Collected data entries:

# # # # # # #

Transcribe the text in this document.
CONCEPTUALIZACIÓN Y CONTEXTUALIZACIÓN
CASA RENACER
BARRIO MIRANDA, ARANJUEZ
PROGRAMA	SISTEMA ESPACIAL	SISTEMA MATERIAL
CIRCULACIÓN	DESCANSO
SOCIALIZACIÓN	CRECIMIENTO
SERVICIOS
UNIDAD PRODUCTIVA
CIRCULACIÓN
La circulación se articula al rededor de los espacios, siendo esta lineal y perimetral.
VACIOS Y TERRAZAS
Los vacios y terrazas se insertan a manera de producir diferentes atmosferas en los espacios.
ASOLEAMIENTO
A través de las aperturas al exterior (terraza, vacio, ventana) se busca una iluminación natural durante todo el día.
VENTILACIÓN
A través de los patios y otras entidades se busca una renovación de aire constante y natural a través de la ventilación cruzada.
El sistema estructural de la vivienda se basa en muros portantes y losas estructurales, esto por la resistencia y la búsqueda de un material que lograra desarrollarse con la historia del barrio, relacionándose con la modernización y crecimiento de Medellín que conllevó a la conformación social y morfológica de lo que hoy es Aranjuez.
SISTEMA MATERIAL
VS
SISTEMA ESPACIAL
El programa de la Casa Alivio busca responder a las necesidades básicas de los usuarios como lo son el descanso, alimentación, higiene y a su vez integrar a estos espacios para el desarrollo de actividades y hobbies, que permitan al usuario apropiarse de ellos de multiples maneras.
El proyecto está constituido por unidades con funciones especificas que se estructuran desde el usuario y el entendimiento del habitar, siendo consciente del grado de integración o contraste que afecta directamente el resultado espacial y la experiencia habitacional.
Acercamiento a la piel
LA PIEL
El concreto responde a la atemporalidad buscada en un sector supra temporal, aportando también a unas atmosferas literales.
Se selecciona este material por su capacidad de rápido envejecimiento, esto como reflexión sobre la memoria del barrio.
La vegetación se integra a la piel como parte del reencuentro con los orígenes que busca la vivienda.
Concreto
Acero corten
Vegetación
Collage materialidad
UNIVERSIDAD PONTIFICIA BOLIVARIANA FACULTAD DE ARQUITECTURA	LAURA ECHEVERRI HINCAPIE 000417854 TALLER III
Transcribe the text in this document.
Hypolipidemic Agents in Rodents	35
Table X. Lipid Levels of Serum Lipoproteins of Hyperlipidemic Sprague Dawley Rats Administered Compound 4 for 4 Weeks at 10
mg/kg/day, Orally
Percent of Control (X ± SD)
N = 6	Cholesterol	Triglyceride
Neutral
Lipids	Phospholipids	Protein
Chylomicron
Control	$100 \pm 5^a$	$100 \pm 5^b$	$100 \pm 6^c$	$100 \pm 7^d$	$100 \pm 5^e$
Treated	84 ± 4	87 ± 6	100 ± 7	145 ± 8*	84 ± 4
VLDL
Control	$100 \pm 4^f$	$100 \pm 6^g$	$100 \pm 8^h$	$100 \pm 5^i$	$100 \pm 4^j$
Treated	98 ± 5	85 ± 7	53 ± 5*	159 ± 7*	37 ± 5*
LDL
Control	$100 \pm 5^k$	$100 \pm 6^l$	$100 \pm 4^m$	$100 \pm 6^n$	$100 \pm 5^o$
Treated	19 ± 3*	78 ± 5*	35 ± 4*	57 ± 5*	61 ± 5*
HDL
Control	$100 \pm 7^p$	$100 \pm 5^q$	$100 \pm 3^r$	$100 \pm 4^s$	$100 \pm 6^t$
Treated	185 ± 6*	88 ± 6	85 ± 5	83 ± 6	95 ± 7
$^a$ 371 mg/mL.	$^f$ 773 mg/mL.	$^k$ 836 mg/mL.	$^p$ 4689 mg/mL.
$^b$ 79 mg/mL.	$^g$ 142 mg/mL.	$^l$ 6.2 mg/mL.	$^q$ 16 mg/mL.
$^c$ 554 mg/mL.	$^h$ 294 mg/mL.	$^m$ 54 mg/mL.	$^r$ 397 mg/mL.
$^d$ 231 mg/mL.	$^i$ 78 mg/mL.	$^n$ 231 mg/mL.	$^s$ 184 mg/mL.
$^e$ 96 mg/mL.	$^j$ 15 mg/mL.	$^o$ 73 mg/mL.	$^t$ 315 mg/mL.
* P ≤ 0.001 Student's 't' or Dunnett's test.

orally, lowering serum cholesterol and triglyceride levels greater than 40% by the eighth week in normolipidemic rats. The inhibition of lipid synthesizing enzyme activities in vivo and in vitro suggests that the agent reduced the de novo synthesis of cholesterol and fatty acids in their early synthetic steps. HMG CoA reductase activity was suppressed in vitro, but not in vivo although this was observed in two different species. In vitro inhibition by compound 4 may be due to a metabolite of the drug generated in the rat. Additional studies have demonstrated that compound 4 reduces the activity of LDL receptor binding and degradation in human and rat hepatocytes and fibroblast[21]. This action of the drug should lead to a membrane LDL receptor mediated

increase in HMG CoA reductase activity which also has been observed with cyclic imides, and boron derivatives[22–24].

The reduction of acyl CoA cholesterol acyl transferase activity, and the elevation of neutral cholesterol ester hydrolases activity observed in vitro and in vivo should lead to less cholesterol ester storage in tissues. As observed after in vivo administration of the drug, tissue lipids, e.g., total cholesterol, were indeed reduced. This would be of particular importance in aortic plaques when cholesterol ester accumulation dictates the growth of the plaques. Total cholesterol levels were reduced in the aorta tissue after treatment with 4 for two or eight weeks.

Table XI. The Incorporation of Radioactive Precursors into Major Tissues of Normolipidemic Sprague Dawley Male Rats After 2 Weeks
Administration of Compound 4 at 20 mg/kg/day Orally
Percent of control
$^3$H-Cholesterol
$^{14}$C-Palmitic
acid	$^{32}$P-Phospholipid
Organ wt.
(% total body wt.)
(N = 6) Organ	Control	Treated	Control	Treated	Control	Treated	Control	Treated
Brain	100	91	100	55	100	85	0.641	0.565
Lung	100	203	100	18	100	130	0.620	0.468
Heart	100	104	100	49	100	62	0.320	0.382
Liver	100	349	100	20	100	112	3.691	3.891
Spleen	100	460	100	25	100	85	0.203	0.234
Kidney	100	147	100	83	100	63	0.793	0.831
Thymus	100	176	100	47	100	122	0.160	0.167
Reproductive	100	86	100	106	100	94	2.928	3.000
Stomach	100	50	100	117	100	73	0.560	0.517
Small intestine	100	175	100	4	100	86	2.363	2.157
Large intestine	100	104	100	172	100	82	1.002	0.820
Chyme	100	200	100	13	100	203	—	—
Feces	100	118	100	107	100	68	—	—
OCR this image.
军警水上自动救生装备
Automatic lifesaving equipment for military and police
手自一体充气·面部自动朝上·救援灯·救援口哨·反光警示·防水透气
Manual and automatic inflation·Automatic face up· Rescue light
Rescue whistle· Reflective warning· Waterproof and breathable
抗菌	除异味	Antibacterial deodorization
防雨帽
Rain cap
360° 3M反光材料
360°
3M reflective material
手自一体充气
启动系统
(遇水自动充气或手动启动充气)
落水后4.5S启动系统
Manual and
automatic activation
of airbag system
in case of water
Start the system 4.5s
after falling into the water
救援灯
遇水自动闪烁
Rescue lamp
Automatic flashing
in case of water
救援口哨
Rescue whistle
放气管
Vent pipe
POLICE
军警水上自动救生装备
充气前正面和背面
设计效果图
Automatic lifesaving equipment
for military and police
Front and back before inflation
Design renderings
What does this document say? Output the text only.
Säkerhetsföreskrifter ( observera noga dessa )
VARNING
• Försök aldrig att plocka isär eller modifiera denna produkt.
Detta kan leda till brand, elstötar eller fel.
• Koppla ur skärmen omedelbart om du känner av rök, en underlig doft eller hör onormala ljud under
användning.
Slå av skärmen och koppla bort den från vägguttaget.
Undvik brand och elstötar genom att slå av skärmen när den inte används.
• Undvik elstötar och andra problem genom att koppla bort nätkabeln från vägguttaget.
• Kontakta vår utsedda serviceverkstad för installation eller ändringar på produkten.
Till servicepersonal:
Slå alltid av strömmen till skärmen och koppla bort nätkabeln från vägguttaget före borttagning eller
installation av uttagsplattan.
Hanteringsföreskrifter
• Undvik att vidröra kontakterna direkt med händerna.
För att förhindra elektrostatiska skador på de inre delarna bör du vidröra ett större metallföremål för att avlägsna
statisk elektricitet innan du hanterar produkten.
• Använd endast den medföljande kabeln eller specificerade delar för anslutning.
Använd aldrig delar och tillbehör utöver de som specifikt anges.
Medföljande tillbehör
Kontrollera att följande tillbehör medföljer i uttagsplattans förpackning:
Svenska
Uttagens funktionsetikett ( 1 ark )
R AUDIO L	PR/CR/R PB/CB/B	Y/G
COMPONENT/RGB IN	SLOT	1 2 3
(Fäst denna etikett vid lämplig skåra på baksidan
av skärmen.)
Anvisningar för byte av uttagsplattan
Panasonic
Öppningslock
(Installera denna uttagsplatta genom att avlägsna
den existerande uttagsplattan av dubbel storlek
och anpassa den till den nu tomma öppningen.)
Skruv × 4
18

# # # # # # #

TASK OBJECTIVE: Find the word "Treated" in the entries above and gather every line that holds it.

OUTPUT:
Treated	84 ± 4	87 ± 6	100 ± 7	145 ± 8*	84 ± 4
Treated	98 ± 5	85 ± 7	53 ± 5*	159 ± 7*	37 ± 5*
Treated	19 ± 3*	78 ± 5*	35 ± 4*	57 ± 5*	61 ± 5*
Treated	185 ± 6*	88 ± 6	85 ± 5	83 ± 6	95 ± 7
(N = 6) Organ	Control	Treated	Control	Treated	Control	Treated	Control	Treated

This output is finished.